__EXERCISE__:
Reproduce all of the records with every occurrence of "grid-line-x" swapped for "vertical-grid-line", leaving everything else unchanged. Omit the pictures.

__Collected data__:
-------

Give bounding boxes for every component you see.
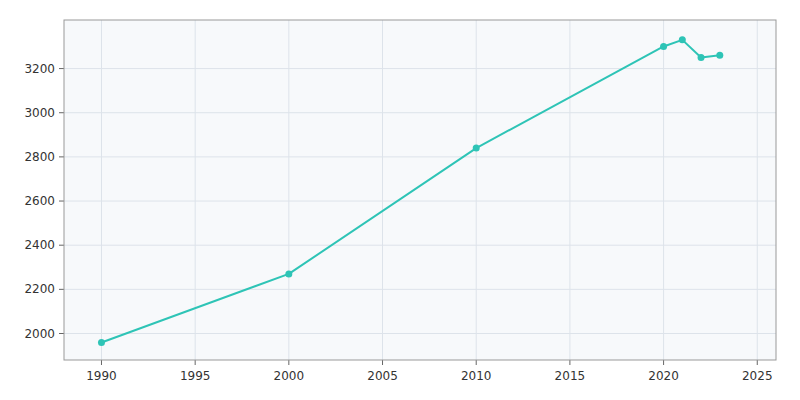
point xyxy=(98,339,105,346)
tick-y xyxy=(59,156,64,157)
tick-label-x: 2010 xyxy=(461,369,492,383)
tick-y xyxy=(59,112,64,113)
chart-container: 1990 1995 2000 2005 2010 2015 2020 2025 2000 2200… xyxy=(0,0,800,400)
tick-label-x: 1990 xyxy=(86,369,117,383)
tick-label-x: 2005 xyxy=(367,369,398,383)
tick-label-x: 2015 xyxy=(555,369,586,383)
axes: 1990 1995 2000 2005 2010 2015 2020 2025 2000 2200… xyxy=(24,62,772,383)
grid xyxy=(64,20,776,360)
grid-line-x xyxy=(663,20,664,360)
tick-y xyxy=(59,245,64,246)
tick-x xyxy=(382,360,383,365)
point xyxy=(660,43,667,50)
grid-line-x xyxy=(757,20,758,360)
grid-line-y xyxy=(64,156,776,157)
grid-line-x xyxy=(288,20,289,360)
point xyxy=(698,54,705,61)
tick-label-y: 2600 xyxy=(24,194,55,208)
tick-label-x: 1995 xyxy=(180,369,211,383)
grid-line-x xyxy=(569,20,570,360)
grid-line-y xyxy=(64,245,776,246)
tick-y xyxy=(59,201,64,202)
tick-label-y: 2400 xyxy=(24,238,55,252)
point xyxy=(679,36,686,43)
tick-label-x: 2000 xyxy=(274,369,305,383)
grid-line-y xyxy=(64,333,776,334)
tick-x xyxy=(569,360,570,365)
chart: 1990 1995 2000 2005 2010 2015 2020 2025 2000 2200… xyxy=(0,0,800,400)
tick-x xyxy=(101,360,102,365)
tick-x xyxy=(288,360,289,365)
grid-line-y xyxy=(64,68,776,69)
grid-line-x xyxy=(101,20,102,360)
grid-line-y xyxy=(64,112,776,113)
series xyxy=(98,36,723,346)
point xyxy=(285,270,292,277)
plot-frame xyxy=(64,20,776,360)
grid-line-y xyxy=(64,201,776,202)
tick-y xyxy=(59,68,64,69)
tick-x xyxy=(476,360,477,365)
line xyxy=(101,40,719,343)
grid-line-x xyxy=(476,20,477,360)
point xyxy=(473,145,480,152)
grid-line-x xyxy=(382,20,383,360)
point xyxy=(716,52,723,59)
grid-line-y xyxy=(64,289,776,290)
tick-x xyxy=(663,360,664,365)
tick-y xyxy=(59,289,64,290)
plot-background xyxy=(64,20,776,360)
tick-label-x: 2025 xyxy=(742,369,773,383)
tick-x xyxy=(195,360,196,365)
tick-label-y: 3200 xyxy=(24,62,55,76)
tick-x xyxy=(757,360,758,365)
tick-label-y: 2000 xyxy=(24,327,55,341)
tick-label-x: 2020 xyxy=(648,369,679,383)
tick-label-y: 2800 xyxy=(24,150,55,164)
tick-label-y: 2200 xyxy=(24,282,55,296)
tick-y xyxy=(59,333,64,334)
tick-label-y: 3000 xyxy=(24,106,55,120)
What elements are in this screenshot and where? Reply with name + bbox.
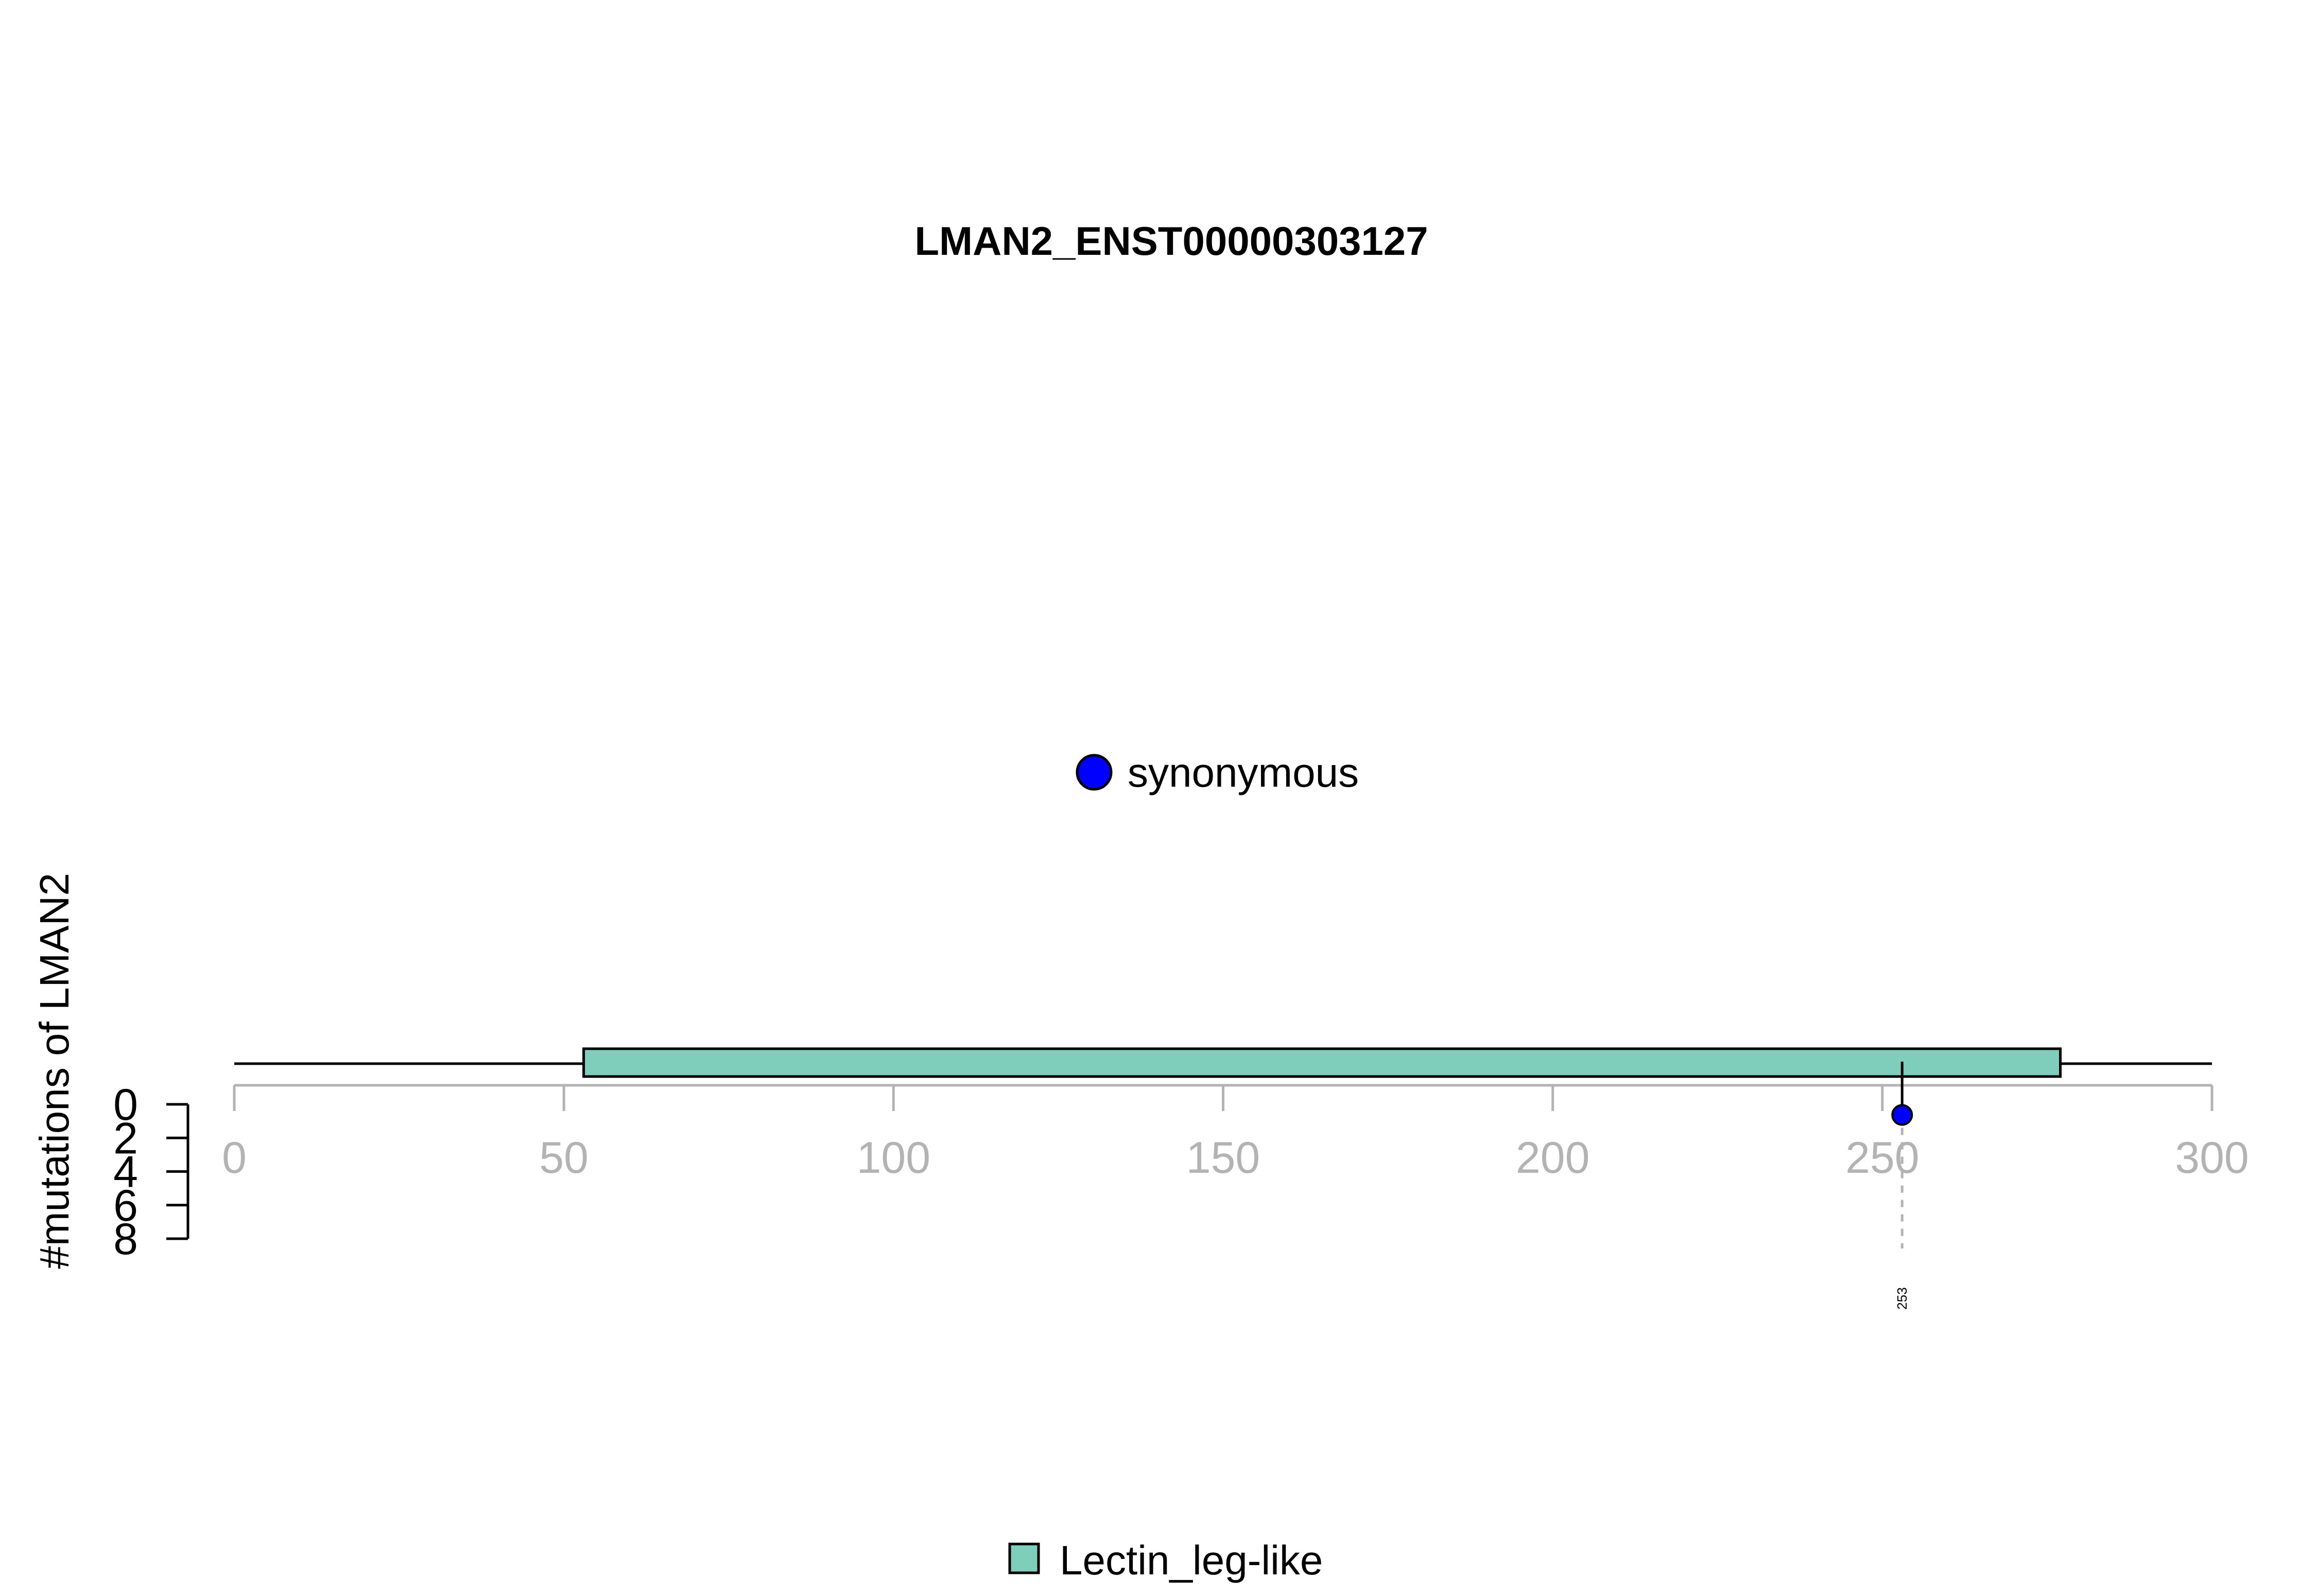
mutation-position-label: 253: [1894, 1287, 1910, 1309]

-------

__ANSWER FOR THE TASK__:
Give bounding boxes for every component you see.
point xyxy=(98,339,105,346)
tick-y xyxy=(59,156,64,157)
tick-label-x: 2010 xyxy=(461,369,492,383)
tick-y xyxy=(59,112,64,113)
chart-container: 1990 1995 2000 2005 2010 2015 2020 2025 2000 2200… xyxy=(0,0,800,400)
tick-label-x: 1990 xyxy=(86,369,117,383)
tick-label-x: 2005 xyxy=(367,369,398,383)
tick-label-x: 2015 xyxy=(555,369,586,383)
axes: 1990 1995 2000 2005 2010 2015 2020 2025 2000 2200… xyxy=(24,62,772,383)
grid xyxy=(64,20,776,360)
vertical-grid-line xyxy=(663,20,664,360)
tick-y xyxy=(59,245,64,246)
tick-x xyxy=(382,360,383,365)
point xyxy=(660,43,667,50)
vertical-grid-line xyxy=(757,20,758,360)
grid-line-y xyxy=(64,156,776,157)
vertical-grid-line xyxy=(288,20,289,360)
point xyxy=(698,54,705,61)
tick-label-y: 2600 xyxy=(24,194,55,208)
tick-label-x: 1995 xyxy=(180,369,211,383)
vertical-grid-line xyxy=(569,20,570,360)
grid-line-y xyxy=(64,245,776,246)
tick-y xyxy=(59,201,64,202)
tick-label-y: 2400 xyxy=(24,238,55,252)
point xyxy=(679,36,686,43)
tick-label-x: 2000 xyxy=(274,369,305,383)
grid-line-y xyxy=(64,333,776,334)
tick-x xyxy=(569,360,570,365)
chart: 1990 1995 2000 2005 2010 2015 2020 2025 2000 2200… xyxy=(0,0,800,400)
tick-x xyxy=(101,360,102,365)
tick-x xyxy=(288,360,289,365)
grid-line-y xyxy=(64,68,776,69)
vertical-grid-line xyxy=(101,20,102,360)
grid-line-y xyxy=(64,112,776,113)
series xyxy=(98,36,723,346)
point xyxy=(285,270,292,277)
plot-frame xyxy=(64,20,776,360)
grid-line-y xyxy=(64,201,776,202)
tick-y xyxy=(59,68,64,69)
tick-x xyxy=(476,360,477,365)
line xyxy=(101,40,719,343)
vertical-grid-line xyxy=(476,20,477,360)
point xyxy=(473,145,480,152)
vertical-grid-line xyxy=(382,20,383,360)
point xyxy=(716,52,723,59)
grid-line-y xyxy=(64,289,776,290)
tick-x xyxy=(663,360,664,365)
tick-y xyxy=(59,289,64,290)
plot-background xyxy=(64,20,776,360)
tick-label-x: 2025 xyxy=(742,369,773,383)
tick-x xyxy=(195,360,196,365)
tick-label-y: 3200 xyxy=(24,62,55,76)
tick-x xyxy=(757,360,758,365)
tick-label-y: 2000 xyxy=(24,327,55,341)
tick-label-x: 2020 xyxy=(648,369,679,383)
tick-label-y: 2800 xyxy=(24,150,55,164)
tick-label-y: 2200 xyxy=(24,282,55,296)
tick-y xyxy=(59,333,64,334)
tick-label-y: 3000 xyxy=(24,106,55,120)
What elements are in this screenshot and where? Reply with name + bbox.
mutation-position-label: 253: [1894, 1287, 1910, 1309]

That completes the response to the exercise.